### Objective
Copy out the entries below in full and exactly.

::::::::

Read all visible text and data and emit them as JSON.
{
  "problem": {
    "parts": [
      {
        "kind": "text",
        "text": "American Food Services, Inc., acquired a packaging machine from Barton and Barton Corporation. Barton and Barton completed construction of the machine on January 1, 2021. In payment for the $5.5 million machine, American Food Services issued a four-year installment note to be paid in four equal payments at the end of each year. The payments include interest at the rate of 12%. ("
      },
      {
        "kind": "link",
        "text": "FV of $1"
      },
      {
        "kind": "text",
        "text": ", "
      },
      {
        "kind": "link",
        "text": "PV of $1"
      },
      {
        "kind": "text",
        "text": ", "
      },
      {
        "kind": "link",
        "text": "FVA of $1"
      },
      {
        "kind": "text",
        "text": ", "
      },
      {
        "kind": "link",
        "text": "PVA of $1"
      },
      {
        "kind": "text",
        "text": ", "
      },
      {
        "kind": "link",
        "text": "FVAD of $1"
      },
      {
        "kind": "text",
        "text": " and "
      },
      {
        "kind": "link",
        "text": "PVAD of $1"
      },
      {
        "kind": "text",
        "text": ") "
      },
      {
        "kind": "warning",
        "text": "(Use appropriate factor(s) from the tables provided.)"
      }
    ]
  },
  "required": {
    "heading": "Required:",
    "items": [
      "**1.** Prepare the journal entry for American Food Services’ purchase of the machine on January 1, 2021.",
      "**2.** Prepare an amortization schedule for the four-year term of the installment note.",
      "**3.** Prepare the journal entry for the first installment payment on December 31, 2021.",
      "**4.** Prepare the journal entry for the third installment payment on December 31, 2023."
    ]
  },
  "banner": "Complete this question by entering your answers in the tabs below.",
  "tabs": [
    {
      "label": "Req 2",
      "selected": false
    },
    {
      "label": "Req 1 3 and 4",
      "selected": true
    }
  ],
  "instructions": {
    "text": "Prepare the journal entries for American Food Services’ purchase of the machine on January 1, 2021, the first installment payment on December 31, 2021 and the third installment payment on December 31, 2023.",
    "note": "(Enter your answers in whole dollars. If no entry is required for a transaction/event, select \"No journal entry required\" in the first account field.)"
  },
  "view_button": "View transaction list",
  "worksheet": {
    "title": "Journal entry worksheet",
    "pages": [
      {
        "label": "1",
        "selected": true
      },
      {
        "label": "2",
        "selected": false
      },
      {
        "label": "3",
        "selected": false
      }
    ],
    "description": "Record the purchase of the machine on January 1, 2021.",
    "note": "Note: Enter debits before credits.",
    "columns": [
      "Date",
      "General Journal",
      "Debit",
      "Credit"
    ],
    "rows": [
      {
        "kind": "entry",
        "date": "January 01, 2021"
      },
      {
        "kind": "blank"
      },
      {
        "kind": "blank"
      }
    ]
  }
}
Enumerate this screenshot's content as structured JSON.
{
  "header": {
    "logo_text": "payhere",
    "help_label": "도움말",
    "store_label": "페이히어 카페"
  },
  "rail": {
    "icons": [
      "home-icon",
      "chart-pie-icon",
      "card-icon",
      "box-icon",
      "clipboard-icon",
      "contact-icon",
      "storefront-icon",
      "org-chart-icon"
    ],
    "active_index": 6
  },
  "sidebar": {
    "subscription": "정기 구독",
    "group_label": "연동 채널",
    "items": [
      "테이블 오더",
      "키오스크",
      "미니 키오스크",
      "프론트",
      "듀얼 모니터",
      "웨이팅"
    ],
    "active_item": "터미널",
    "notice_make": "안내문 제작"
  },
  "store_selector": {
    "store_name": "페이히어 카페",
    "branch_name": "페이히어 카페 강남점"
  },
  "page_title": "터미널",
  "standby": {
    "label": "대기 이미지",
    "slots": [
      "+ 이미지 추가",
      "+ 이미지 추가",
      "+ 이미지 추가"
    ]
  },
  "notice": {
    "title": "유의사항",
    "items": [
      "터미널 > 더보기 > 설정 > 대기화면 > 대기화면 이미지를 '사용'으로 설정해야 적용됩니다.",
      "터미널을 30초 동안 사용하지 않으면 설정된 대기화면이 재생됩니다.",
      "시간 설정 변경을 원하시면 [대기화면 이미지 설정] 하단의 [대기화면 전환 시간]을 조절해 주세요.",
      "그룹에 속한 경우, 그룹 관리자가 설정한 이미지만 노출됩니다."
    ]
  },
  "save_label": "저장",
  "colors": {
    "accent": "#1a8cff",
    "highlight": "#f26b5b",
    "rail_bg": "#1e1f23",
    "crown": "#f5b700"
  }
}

::::::::

### Output for this task
Read all visible text and data and emit them as JSON.
{
  "problem": {
    "parts": [
      {
        "kind": "text",
        "text": "American Food Services, Inc., acquired a packaging machine from Barton and Barton Corporation. Barton and Barton completed construction of the machine on January 1, 2021. In payment for the $5.5 million machine, American Food Services issued a four-year installment note to be paid in four equal payments at the end of each year. The payments include interest at the rate of 12%. ("
      },
      {
        "kind": "link",
        "text": "FV of $1"
      },
      {
        "kind": "text",
        "text": ", "
      },
      {
        "kind": "link",
        "text": "PV of $1"
      },
      {
        "kind": "text",
        "text": ", "
      },
      {
        "kind": "link",
        "text": "FVA of $1"
      },
      {
        "kind": "text",
        "text": ", "
      },
      {
        "kind": "link",
        "text": "PVA of $1"
      },
      {
        "kind": "text",
        "text": ", "
      },
      {
        "kind": "link",
        "text": "FVAD of $1"
      },
      {
        "kind": "text",
        "text": " and "
      },
      {
        "kind": "link",
        "text": "PVAD of $1"
      },
      {
        "kind": "text",
        "text": ") "
      },
      {
        "kind": "warning",
        "text": "(Use appropriate factor(s) from the tables provided.)"
      }
    ]
  },
  "required": {
    "heading": "Required:",
    "items": [
      "**1.** Prepare the journal entry for American Food Services’ purchase of the machine on January 1, 2021.",
      "**2.** Prepare an amortization schedule for the four-year term of the installment note.",
      "**3.** Prepare the journal entry for the first installment payment on December 31, 2021.",
      "**4.** Prepare the journal entry for the third installment payment on December 31, 2023."
    ]
  },
  "banner": "Complete this question by entering your answers in the tabs below.",
  "tabs": [
    {
      "label": "Req 2",
      "selected": false
    },
    {
      "label": "Req 1 3 and 4",
      "selected": true
    }
  ],
  "instructions": {
    "text": "Prepare the journal entries for American Food Services’ purchase of the machine on January 1, 2021, the first installment payment on December 31, 2021 and the third installment payment on December 31, 2023.",
    "note": "(Enter your answers in whole dollars. If no entry is required for a transaction/event, select \"No journal entry required\" in the first account field.)"
  },
  "view_button": "View transaction list",
  "worksheet": {
    "title": "Journal entry worksheet",
    "pages": [
      {
        "label": "1",
        "selected": true
      },
      {
        "label": "2",
        "selected": false
      },
      {
        "label": "3",
        "selected": false
      }
    ],
    "description": "Record the purchase of the machine on January 1, 2021.",
    "note": "Note: Enter debits before credits.",
    "columns": [
      "Date",
      "General Journal",
      "Debit",
      "Credit"
    ],
    "rows": [
      {
        "kind": "entry",
        "date": "January 01, 2021"
      },
      {
        "kind": "blank"
      },
      {
        "kind": "blank"
      }
    ]
  }
}
Enumerate this screenshot's content as structured JSON.
{
  "header": {
    "logo_text": "payhere",
    "help_label": "도움말",
    "store_label": "페이히어 카페"
  },
  "rail": {
    "icons": [
      "home-icon",
      "chart-pie-icon",
      "card-icon",
      "box-icon",
      "clipboard-icon",
      "contact-icon",
      "storefront-icon",
      "org-chart-icon"
    ],
    "active_index": 6
  },
  "sidebar": {
    "subscription": "정기 구독",
    "group_label": "연동 채널",
    "items": [
      "테이블 오더",
      "키오스크",
      "미니 키오스크",
      "프론트",
      "듀얼 모니터",
      "웨이팅"
    ],
    "active_item": "터미널",
    "notice_make": "안내문 제작"
  },
  "store_selector": {
    "store_name": "페이히어 카페",
    "branch_name": "페이히어 카페 강남점"
  },
  "page_title": "터미널",
  "standby": {
    "label": "대기 이미지",
    "slots": [
      "+ 이미지 추가",
      "+ 이미지 추가",
      "+ 이미지 추가"
    ]
  },
  "notice": {
    "title": "유의사항",
    "items": [
      "터미널 > 더보기 > 설정 > 대기화면 > 대기화면 이미지를 '사용'으로 설정해야 적용됩니다.",
      "터미널을 30초 동안 사용하지 않으면 설정된 대기화면이 재생됩니다.",
      "시간 설정 변경을 원하시면 [대기화면 이미지 설정] 하단의 [대기화면 전환 시간]을 조절해 주세요.",
      "그룹에 속한 경우, 그룹 관리자가 설정한 이미지만 노출됩니다."
    ]
  },
  "save_label": "저장",
  "colors": {
    "accent": "#1a8cff",
    "highlight": "#f26b5b",
    "rail_bg": "#1e1f23",
    "crown": "#f5b700"
  }
}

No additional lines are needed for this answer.